**Exercise:**
Pull each line with the string "axial" from the entries.

:: Data

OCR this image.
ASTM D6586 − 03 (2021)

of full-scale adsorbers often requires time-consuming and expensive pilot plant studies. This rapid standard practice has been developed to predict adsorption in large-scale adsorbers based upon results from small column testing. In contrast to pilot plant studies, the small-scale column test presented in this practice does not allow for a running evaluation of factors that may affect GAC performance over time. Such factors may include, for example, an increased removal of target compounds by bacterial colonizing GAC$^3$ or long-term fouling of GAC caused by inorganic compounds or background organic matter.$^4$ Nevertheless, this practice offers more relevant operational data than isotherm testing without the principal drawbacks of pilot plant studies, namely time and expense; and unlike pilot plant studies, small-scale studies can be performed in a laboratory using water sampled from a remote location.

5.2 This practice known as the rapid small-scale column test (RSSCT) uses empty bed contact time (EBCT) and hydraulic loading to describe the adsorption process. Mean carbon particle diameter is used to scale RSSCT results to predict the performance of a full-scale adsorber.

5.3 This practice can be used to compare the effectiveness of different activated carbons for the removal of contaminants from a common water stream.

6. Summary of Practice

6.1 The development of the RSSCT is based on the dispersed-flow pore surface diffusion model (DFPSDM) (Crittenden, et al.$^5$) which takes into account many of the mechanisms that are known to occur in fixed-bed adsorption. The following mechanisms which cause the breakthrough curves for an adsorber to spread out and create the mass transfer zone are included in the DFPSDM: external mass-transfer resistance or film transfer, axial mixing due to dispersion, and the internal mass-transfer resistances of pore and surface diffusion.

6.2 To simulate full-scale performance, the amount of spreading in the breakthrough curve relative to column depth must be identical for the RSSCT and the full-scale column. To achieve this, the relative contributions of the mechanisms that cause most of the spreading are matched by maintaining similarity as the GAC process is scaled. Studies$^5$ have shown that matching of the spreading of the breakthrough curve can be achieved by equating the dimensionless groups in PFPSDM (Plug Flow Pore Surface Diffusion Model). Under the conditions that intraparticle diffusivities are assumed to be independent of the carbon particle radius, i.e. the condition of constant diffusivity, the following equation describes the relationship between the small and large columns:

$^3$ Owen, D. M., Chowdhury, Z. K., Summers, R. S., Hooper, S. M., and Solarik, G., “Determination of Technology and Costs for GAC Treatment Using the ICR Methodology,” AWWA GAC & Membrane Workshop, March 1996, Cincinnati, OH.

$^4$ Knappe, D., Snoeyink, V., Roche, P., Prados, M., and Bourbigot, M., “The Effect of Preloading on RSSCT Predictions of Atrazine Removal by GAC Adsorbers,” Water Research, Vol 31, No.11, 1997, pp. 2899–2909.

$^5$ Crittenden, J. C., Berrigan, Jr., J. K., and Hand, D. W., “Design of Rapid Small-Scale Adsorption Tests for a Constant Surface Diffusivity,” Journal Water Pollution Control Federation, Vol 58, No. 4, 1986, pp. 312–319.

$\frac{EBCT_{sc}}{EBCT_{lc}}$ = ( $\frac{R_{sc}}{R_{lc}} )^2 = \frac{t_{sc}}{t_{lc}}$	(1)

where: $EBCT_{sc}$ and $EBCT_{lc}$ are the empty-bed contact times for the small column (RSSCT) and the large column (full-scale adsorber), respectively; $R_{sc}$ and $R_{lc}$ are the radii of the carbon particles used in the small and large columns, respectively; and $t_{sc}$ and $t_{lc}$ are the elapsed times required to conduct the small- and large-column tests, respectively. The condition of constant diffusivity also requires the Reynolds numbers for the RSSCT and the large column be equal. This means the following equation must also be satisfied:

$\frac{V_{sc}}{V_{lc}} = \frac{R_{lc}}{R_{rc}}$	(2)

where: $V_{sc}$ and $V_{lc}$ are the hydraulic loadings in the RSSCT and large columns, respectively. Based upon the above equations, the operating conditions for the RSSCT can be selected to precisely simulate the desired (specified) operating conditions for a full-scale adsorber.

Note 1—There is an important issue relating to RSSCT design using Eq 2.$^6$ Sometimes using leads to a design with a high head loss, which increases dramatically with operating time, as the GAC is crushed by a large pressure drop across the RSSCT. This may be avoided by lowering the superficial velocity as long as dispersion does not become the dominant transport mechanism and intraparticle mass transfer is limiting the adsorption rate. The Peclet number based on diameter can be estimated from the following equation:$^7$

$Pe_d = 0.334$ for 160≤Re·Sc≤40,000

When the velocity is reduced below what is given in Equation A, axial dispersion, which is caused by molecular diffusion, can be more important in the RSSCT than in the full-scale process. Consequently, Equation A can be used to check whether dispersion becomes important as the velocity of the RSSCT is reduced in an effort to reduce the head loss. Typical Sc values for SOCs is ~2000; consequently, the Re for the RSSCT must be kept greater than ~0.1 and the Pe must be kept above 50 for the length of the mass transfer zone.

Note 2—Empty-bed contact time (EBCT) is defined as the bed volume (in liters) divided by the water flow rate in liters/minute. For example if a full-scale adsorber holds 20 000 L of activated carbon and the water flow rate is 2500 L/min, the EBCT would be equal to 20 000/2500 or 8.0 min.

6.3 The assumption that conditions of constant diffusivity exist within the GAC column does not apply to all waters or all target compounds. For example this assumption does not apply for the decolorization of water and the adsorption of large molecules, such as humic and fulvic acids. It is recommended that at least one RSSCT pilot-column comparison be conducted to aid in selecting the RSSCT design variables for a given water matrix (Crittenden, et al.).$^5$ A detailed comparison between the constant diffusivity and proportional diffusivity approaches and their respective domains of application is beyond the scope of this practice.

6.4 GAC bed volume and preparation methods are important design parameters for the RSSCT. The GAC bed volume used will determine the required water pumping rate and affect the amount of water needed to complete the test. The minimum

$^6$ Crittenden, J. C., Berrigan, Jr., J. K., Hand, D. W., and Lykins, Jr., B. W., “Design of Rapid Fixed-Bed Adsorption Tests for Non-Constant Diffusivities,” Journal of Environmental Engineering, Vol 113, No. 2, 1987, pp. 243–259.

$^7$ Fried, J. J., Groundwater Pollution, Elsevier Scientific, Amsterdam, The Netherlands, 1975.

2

::::
:: Data

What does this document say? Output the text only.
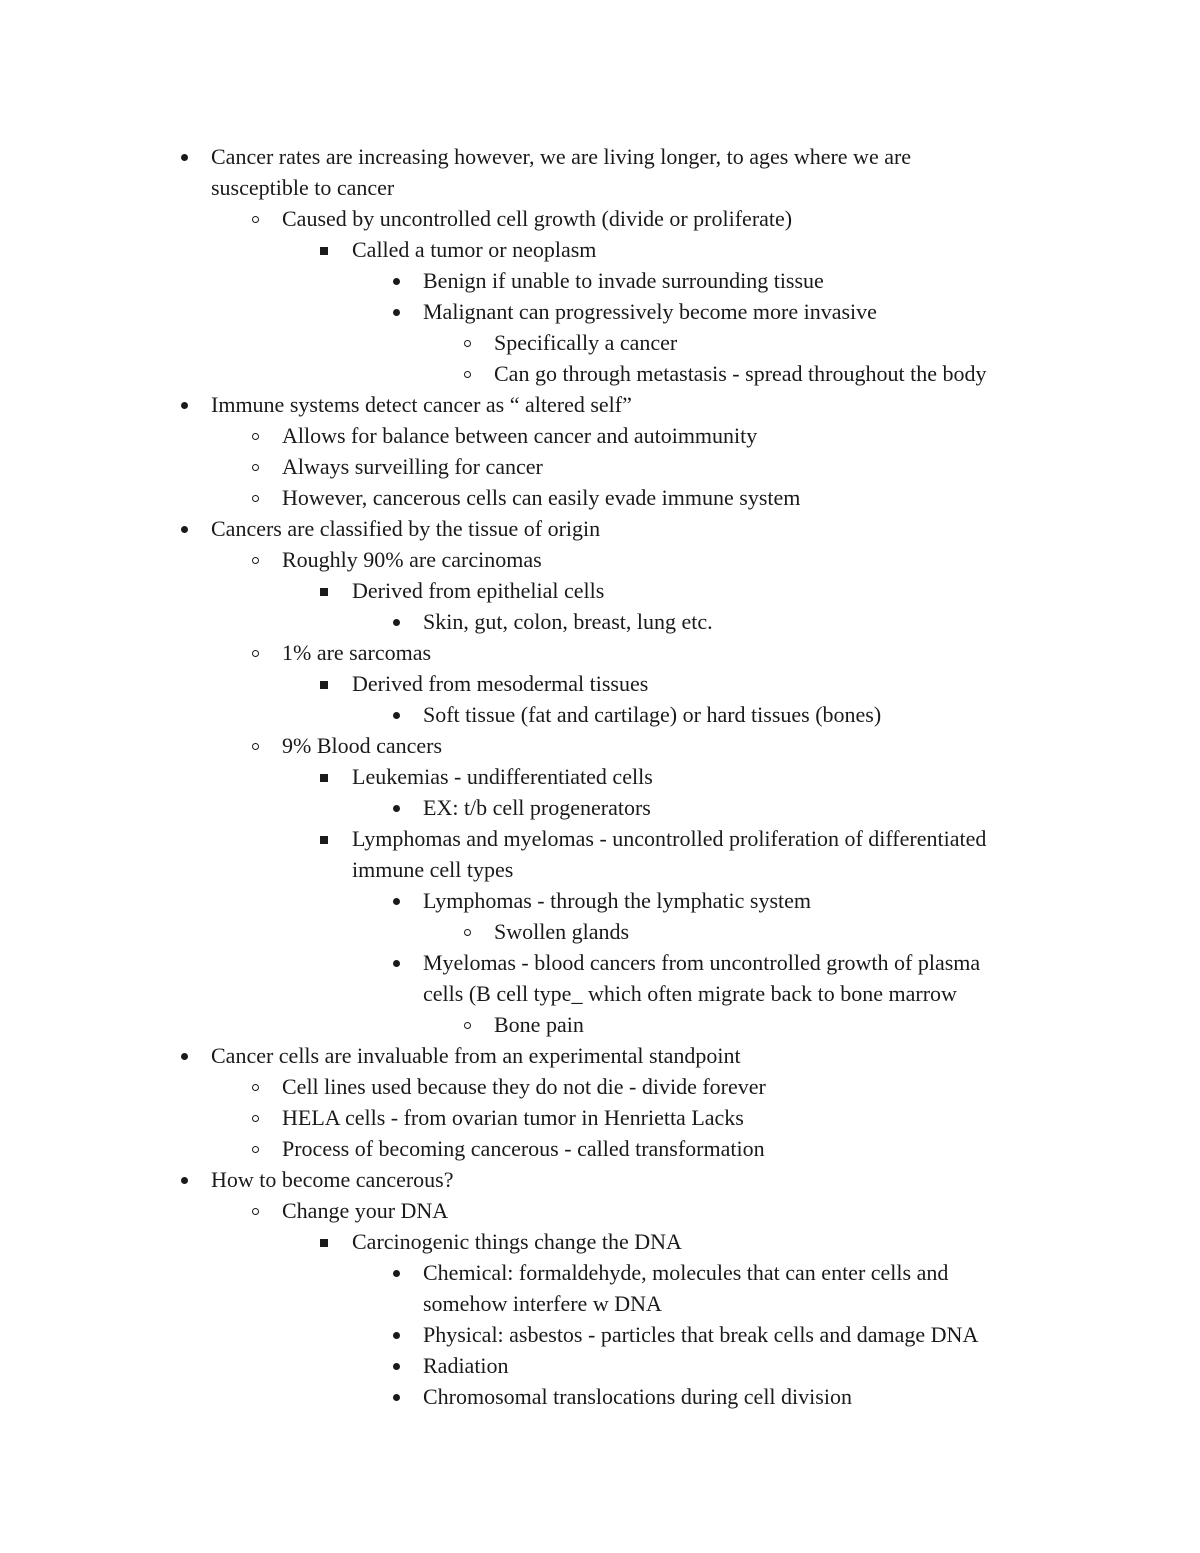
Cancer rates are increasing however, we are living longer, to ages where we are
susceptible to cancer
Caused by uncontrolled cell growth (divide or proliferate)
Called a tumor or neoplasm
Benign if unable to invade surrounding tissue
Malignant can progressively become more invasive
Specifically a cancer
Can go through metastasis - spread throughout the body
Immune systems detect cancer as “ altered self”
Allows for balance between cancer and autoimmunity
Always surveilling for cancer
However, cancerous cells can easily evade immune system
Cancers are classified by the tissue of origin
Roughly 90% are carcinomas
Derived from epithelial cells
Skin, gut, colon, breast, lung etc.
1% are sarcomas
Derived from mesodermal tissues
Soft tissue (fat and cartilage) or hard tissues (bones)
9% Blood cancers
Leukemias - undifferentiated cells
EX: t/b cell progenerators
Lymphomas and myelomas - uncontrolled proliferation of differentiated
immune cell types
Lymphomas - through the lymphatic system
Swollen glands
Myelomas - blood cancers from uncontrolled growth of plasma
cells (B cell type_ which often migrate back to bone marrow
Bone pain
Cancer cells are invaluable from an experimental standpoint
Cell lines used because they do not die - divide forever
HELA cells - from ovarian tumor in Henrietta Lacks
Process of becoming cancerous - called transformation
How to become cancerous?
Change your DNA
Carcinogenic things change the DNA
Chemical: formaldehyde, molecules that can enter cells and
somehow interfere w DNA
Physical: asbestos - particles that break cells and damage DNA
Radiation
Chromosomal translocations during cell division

::::

**Solution to the problem:**
6.1 The development of the RSSCT is based on the dispersed-flow pore surface diffusion model (DFPSDM) (Crittenden, et al.$^5$) which takes into account many of the mechanisms that are known to occur in fixed-bed adsorption. The following mechanisms which cause the breakthrough curves for an adsorber to spread out and create the mass transfer zone are included in the DFPSDM: external mass-transfer resistance or film transfer, axial mixing due to dispersion, and the internal mass-transfer resistances of pore and surface diffusion.
When the velocity is reduced below what is given in Equation A, axial dispersion, which is caused by molecular diffusion, can be more important in the RSSCT than in the full-scale process. Consequently, Equation A can be used to check whether dispersion becomes important as the velocity of the RSSCT is reduced in an effort to reduce the head loss. Typical Sc values for SOCs is ~2000; consequently, the Re for the RSSCT must be kept greater than ~0.1 and the Pe must be kept above 50 for the length of the mass transfer zone.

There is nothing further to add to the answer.